- [What is asked]: Everything in the data should be repeated exactly, save for the images.

- [Material for the task]:
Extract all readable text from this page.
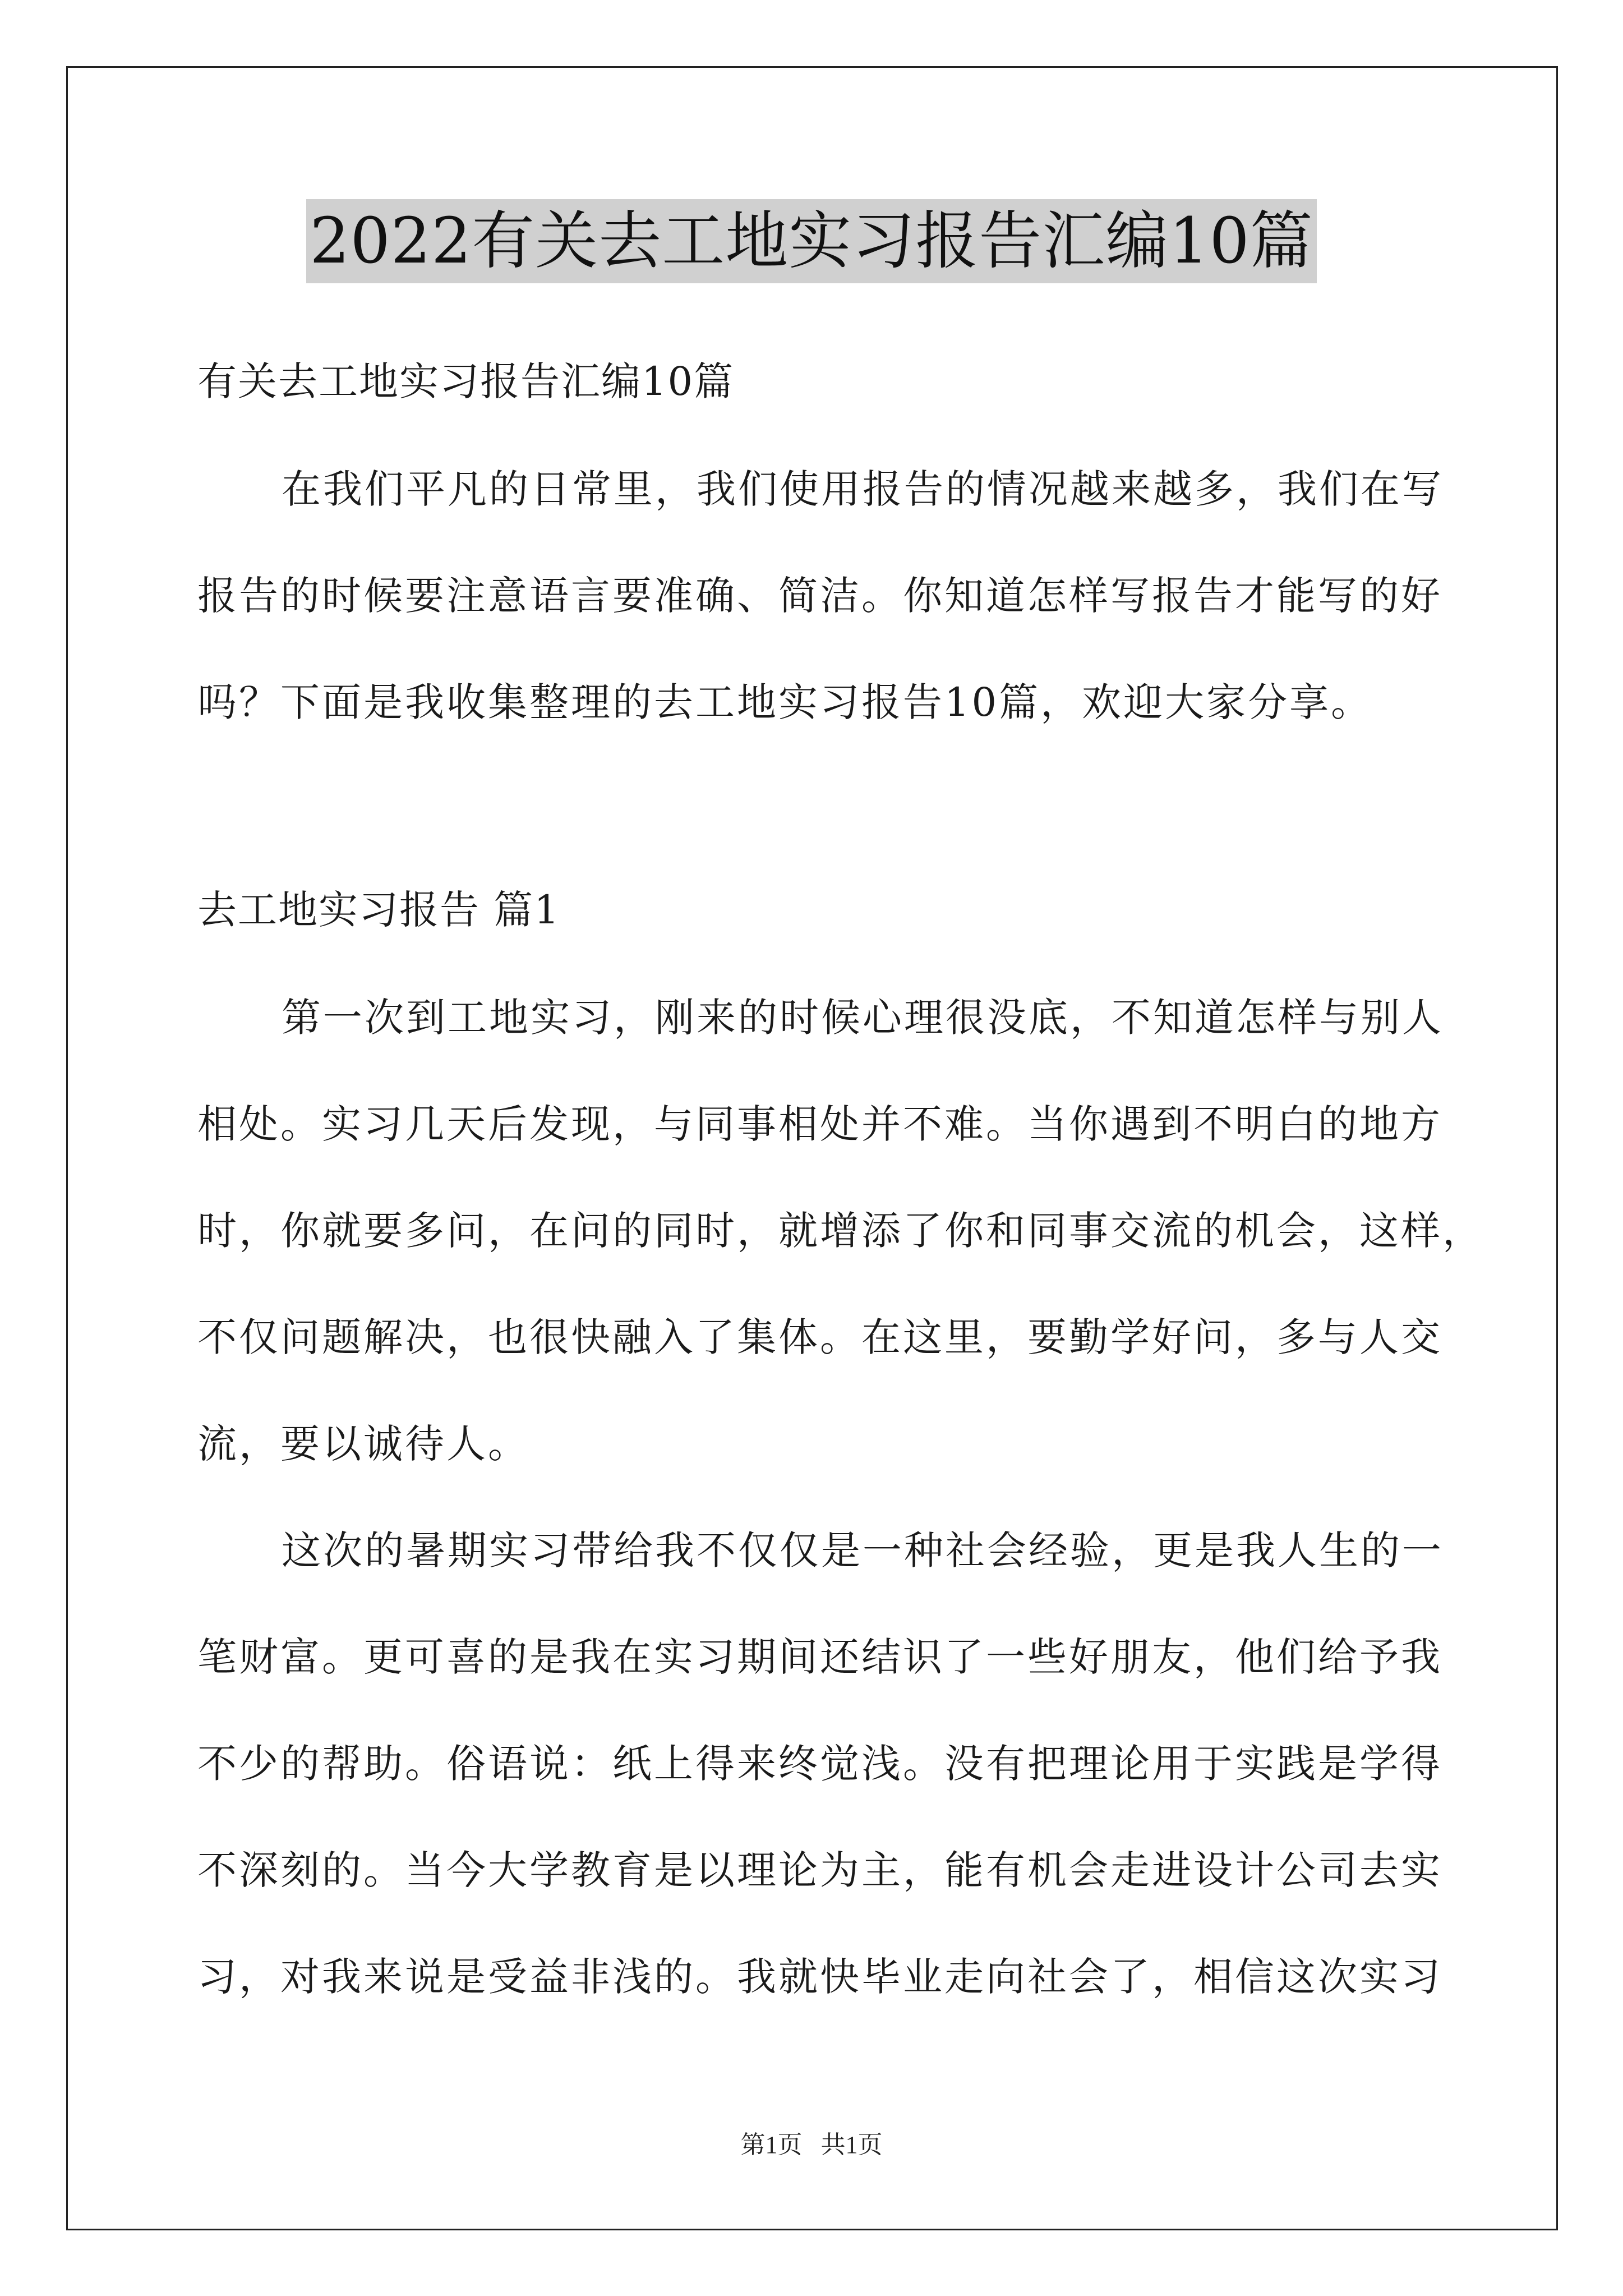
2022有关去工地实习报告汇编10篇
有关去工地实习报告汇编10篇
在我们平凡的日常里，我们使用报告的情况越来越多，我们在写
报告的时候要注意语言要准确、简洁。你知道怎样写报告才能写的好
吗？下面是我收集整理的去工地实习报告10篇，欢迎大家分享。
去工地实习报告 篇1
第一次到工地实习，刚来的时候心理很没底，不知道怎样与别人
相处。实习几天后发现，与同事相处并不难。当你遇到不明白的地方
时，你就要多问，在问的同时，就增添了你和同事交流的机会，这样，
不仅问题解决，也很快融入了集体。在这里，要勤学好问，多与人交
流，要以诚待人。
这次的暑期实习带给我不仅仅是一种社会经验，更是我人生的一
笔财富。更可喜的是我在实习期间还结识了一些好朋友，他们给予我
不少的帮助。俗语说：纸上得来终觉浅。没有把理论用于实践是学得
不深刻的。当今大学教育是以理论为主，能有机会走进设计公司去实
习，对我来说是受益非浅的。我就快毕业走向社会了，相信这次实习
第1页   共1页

- [Task result]:
Extract all readable text from this page.
2022有关去工地实习报告汇编10篇
有关去工地实习报告汇编10篇
在我们平凡的日常里，我们使用报告的情况越来越多，我们在写
报告的时候要注意语言要准确、简洁。你知道怎样写报告才能写的好
吗？下面是我收集整理的去工地实习报告10篇，欢迎大家分享。
去工地实习报告 篇1
第一次到工地实习，刚来的时候心理很没底，不知道怎样与别人
相处。实习几天后发现，与同事相处并不难。当你遇到不明白的地方
时，你就要多问，在问的同时，就增添了你和同事交流的机会，这样，
不仅问题解决，也很快融入了集体。在这里，要勤学好问，多与人交
流，要以诚待人。
这次的暑期实习带给我不仅仅是一种社会经验，更是我人生的一
笔财富。更可喜的是我在实习期间还结识了一些好朋友，他们给予我
不少的帮助。俗语说：纸上得来终觉浅。没有把理论用于实践是学得
不深刻的。当今大学教育是以理论为主，能有机会走进设计公司去实
习，对我来说是受益非浅的。我就快毕业走向社会了，相信这次实习
第1页   共1页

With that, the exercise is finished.